閱讀文本
- - -
1015 Reversible Primes (20分)
A reversible prime in any number system is a prime whose “reverse” in that number system is also a prime. For example in the decimal system 73 is a reversible prime because its reverse 37 is also a prime.
Now given any two positive integers N (<10^5) and D (1<D≤10), you are supposed to tell if N is a reversible prime with radix D.
Input Specification:
The input file consists of several test cases. Each case occupies a line which contains two integers N and D. The input is finished by a negative N.
Output Specification:
For each test case, print in one line Yes if N is a reversible prime with radix D, or No if not.
Sample Output:
Yes
Yes
No
Sample Input:
73 10
23 2
23 10
-2
思路
思路不難。沒學過C++,想用string練練手,熟悉一下STL。
如果輸入的進位制是10進位制,則將N轉為字串後直接用reverse()
進行倒置,然後判斷是否為素數;
如果輸入的進位制是其他進位制,將N化為對應進位制的數並存到字串中,然後reverse()
倒置,倒置完了後再轉為10進位制真值,進而判斷是否為素數。
程式碼
#include <iostream>
#include <string>
#include <sstream>
#include <algorithm>
#include <cmath>
using namespace std;
int sushu(int num){
if(num == 1)
return 0;
for(int i=2; i<=sqrt(num); i++){
if(num % i == 0)
- - -
練習任務
**1)** 根據可逆素數題解,輸入在什麼情況下結束?
**2)** 用兩句話概括可逆素數題解。
**3)** 從可逆素數題解停下的位置接著往下寫。
- - -
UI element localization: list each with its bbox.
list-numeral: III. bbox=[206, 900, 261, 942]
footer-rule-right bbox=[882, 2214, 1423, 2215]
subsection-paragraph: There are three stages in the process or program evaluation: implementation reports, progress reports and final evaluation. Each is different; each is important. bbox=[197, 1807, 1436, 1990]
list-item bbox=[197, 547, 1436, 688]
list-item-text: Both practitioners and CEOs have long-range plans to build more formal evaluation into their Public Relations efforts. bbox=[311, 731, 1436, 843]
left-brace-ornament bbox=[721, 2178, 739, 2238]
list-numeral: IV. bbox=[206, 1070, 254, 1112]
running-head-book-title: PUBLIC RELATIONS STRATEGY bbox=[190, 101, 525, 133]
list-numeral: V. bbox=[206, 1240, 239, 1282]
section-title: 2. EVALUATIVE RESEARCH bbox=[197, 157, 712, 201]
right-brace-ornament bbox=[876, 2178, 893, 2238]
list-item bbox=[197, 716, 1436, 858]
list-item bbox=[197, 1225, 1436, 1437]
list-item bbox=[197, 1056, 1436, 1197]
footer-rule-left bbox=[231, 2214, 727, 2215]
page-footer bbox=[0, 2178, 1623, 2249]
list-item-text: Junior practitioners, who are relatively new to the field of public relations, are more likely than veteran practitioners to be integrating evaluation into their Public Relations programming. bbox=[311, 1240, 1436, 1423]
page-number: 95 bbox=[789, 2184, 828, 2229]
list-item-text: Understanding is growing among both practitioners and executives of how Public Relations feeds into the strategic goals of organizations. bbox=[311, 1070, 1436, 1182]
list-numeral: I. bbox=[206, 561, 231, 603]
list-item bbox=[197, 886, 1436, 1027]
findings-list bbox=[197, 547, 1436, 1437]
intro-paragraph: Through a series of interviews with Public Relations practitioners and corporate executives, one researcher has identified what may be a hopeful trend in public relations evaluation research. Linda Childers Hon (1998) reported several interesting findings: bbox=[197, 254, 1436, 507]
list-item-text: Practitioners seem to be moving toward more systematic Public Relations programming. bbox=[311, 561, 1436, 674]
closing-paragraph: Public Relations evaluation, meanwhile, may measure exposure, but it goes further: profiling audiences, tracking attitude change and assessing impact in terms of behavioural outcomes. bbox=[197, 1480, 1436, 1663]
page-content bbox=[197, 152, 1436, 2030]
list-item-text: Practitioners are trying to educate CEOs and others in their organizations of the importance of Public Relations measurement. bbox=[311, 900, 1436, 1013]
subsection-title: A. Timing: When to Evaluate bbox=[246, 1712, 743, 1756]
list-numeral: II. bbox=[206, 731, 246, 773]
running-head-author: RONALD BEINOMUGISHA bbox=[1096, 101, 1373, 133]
- - -
參考答案
**1)** 輸入遇到一個負數N時結束。

**2)** 題目要求判斷小於10^5的正整數N在D進位制(1<D≤10)下是否為可逆素數,也就是N本身是素數,並且它在該進位制下的倒序也是素數。作者的思路是把N轉成對應進位制的字串,用reverse()倒置,再轉回10進位制真值,然後判斷是否為素數。

**3)**
return 0;
}
return 1;
}
int reverse_check(int num, int radix){
int real_num_reverse=0;
string real_num_reverse_str;
stringstream ss;
int yushu;
if(radix == 10){
ss << num; ss >> real_num_reverse_str;
reverse(real_num_reverse_str.begin(), real_num_reverse_str.end());
ss.clear();
ss << real_num_reverse_str; ss >> real_num_reverse;
if(sushu(real_num_reverse) == 1)
return 1;
else
return 0;
}
while(num > 0){
yushu = num % radix;
real_num_reverse_str.push_back((yushu + '0'));
num /= radix;
}
real_num_reverse = 0;
for(int i=real_num_reverse_str.size()-1; i>=0; i--){
real_num_reverse += (real_num_reverse_str[i]-'0')*pow(radix, real_num_reverse_str.size()-1-i);
}
if(sushu(real_num_reverse) == 1)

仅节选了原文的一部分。